From the entries that follow, list every line in which the string "notes" appears.

+ + + +

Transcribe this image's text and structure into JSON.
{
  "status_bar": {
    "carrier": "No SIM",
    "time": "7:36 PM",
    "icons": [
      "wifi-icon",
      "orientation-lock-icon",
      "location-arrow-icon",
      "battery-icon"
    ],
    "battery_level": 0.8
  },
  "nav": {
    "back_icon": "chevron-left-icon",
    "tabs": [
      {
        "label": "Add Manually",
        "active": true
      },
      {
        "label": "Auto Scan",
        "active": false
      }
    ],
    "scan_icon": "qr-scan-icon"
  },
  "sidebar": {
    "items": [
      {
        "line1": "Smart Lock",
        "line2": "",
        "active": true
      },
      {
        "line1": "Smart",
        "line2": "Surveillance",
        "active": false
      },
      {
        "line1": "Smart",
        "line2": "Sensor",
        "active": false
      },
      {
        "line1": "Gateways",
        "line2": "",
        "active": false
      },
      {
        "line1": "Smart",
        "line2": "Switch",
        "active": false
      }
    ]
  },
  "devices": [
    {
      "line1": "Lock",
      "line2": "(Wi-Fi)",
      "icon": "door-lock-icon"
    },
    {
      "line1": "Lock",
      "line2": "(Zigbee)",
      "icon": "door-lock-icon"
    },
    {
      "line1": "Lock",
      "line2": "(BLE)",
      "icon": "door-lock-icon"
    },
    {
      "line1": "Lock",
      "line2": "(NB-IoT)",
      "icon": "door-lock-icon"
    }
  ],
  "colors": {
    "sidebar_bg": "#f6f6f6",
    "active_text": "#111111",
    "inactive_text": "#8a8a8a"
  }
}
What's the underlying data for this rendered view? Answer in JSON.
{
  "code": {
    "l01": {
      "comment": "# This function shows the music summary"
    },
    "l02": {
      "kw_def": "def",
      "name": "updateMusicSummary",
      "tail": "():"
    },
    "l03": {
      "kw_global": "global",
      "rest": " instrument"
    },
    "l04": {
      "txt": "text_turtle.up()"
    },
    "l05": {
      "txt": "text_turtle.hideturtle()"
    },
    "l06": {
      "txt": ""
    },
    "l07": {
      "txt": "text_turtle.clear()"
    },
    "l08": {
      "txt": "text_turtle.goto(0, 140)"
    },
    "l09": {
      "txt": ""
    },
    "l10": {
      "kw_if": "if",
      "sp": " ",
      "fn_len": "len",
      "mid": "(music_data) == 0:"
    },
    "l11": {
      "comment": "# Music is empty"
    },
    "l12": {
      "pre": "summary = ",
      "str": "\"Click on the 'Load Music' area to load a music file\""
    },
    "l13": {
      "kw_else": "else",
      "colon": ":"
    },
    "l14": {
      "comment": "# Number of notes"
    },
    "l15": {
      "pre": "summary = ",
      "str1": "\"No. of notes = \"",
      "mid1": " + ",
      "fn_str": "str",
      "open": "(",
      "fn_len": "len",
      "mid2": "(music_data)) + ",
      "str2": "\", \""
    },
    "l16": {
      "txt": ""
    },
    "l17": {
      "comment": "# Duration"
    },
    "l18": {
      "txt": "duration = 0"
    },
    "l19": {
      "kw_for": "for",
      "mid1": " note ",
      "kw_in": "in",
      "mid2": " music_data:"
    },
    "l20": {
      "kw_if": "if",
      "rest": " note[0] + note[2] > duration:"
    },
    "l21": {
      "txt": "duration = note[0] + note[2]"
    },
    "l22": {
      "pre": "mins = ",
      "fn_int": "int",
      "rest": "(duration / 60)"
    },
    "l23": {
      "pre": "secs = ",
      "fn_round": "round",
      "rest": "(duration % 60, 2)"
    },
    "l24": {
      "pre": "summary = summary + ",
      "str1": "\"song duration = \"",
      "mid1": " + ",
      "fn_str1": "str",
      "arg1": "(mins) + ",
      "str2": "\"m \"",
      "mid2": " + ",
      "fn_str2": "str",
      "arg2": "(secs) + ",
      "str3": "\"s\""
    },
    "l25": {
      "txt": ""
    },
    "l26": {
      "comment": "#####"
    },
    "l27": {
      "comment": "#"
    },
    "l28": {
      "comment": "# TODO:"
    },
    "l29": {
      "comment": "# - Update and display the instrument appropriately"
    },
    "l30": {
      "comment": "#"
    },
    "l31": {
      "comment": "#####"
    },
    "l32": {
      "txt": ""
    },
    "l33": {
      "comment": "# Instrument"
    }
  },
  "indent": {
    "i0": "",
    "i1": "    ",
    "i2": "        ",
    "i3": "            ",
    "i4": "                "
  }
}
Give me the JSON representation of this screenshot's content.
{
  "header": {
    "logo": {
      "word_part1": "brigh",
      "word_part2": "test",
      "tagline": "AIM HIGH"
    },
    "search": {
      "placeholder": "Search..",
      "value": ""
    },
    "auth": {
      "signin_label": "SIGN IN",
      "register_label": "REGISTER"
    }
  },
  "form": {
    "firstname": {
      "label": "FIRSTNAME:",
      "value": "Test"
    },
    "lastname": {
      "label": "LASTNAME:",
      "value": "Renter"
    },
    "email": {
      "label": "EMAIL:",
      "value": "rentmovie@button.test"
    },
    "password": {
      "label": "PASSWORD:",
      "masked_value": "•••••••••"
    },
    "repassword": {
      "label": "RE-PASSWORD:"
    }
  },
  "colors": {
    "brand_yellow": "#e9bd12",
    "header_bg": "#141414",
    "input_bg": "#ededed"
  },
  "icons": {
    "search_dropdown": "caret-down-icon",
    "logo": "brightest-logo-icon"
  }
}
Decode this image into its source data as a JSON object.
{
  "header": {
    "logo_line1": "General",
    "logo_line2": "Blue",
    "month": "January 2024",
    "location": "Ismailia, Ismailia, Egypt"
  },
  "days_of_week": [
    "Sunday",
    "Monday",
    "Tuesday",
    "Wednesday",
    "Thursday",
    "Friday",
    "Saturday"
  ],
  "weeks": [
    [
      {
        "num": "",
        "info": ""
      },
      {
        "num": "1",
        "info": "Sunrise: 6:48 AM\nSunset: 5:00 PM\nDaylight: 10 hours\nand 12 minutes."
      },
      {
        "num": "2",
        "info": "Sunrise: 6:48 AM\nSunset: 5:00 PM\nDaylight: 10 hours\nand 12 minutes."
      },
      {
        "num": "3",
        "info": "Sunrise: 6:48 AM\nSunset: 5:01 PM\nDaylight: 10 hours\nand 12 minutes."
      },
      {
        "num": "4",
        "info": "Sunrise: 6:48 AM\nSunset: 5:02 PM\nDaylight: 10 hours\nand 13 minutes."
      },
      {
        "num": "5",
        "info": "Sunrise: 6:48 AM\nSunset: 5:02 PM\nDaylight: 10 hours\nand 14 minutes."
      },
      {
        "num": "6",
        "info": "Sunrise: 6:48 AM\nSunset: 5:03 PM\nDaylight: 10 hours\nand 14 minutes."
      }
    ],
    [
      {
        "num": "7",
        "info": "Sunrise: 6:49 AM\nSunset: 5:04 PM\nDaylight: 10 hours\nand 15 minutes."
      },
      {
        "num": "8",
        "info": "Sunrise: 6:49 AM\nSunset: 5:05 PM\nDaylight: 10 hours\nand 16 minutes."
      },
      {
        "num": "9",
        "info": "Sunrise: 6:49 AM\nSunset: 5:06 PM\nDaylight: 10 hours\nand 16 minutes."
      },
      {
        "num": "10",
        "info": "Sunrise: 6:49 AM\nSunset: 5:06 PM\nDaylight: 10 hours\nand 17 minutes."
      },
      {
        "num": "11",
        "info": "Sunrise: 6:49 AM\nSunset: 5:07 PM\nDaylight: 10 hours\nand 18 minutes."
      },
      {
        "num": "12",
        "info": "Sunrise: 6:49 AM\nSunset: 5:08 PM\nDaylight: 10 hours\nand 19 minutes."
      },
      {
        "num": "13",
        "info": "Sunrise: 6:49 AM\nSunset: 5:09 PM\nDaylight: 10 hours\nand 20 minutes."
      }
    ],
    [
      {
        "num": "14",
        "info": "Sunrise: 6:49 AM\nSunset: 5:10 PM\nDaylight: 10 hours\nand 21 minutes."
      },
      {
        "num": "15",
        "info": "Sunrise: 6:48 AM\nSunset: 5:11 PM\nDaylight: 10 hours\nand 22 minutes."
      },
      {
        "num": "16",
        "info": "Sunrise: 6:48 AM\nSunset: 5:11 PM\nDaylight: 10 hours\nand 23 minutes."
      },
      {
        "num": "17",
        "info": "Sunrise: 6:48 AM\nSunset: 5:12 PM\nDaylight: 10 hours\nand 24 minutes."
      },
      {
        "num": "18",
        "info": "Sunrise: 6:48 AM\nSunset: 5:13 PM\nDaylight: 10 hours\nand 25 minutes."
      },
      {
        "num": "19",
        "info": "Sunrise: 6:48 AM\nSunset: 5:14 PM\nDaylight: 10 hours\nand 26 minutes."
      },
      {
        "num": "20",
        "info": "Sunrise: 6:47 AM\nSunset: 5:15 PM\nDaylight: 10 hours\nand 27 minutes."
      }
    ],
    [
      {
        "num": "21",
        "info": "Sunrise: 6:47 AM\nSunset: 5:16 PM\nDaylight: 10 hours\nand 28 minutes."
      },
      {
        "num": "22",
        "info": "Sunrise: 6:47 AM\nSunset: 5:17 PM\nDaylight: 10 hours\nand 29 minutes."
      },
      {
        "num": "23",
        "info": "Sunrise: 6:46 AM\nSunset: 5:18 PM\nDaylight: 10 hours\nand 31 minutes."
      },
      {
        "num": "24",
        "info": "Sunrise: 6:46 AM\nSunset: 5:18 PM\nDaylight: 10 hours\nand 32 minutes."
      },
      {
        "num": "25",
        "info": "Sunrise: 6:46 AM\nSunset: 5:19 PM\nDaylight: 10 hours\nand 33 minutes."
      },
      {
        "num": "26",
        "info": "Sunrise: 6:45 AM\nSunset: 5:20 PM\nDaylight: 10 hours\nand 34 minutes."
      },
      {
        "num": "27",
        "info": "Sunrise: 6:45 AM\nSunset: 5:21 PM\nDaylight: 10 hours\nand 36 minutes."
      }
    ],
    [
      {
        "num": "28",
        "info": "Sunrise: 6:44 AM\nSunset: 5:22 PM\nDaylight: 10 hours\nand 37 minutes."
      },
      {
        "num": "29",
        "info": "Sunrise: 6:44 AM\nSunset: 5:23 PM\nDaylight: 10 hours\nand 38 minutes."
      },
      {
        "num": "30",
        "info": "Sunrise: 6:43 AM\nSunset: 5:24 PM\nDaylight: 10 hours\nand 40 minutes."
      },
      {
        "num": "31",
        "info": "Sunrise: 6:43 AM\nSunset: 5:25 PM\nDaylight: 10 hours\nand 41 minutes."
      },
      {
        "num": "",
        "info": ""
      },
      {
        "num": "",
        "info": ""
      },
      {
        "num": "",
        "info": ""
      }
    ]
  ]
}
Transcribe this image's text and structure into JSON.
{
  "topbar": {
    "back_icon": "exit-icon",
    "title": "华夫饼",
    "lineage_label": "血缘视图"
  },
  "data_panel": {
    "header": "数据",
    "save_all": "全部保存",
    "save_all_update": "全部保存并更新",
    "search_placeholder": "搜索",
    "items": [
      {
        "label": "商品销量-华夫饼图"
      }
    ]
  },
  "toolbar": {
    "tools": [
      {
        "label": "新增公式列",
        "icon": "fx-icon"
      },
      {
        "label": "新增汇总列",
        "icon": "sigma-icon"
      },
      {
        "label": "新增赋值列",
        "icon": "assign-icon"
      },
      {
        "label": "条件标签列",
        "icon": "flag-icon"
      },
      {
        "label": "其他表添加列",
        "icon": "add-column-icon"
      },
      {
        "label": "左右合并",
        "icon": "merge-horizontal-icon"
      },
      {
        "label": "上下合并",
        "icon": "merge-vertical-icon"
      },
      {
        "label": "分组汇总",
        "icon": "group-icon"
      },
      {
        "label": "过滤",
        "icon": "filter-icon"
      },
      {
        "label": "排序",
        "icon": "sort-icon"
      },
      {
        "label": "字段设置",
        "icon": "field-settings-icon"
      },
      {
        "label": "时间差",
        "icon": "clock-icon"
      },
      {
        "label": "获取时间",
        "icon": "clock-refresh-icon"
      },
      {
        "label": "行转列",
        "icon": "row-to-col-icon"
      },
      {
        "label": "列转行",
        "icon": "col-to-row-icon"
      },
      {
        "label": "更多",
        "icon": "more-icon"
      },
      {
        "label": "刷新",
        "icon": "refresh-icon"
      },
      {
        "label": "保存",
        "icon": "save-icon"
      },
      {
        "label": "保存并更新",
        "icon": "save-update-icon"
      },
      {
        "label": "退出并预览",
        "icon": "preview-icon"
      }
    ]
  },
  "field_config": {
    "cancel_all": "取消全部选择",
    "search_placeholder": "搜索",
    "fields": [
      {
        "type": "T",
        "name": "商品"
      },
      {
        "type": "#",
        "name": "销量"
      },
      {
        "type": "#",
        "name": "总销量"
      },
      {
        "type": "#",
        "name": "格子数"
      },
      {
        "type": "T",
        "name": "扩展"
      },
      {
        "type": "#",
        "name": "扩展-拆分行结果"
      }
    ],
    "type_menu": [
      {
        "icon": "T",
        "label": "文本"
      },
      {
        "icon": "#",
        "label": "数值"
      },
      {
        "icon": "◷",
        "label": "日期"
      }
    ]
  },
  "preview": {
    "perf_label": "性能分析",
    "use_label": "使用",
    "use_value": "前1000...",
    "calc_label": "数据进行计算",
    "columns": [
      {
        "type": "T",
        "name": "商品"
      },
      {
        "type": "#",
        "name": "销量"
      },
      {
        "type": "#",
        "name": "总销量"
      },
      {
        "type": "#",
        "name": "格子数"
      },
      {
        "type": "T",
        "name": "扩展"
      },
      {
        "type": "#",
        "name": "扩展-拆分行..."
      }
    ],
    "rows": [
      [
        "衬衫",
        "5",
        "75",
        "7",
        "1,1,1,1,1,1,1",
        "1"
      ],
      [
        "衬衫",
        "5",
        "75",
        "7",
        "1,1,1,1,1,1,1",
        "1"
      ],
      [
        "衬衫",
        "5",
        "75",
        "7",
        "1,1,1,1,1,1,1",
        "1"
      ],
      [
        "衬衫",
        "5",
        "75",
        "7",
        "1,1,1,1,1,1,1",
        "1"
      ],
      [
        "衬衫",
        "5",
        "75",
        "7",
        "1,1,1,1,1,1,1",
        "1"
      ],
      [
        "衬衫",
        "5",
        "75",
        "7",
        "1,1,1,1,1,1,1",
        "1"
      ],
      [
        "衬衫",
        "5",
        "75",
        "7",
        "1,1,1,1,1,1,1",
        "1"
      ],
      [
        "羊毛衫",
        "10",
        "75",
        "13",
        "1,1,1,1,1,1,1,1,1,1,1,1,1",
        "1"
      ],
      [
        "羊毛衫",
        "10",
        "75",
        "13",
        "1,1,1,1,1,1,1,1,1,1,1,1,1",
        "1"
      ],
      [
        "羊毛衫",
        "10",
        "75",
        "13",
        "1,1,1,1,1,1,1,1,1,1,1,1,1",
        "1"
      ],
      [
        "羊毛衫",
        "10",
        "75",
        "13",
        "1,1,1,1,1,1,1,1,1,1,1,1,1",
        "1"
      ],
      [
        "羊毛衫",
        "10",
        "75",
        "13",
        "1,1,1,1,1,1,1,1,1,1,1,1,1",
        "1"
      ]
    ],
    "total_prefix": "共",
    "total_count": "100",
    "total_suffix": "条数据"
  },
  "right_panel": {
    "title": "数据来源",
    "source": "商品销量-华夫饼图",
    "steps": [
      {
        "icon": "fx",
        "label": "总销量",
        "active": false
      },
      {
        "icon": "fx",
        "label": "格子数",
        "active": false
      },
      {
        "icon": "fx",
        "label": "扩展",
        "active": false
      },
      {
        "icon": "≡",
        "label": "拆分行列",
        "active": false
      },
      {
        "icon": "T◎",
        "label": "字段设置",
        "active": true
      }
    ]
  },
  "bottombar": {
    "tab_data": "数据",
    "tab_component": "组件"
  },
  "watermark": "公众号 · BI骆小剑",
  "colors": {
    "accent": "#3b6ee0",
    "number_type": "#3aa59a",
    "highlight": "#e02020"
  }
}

+ + + +

— TASK OUTPUT —
      "comment": "# Number of notes"
      "str1": "\"No. of notes = \"",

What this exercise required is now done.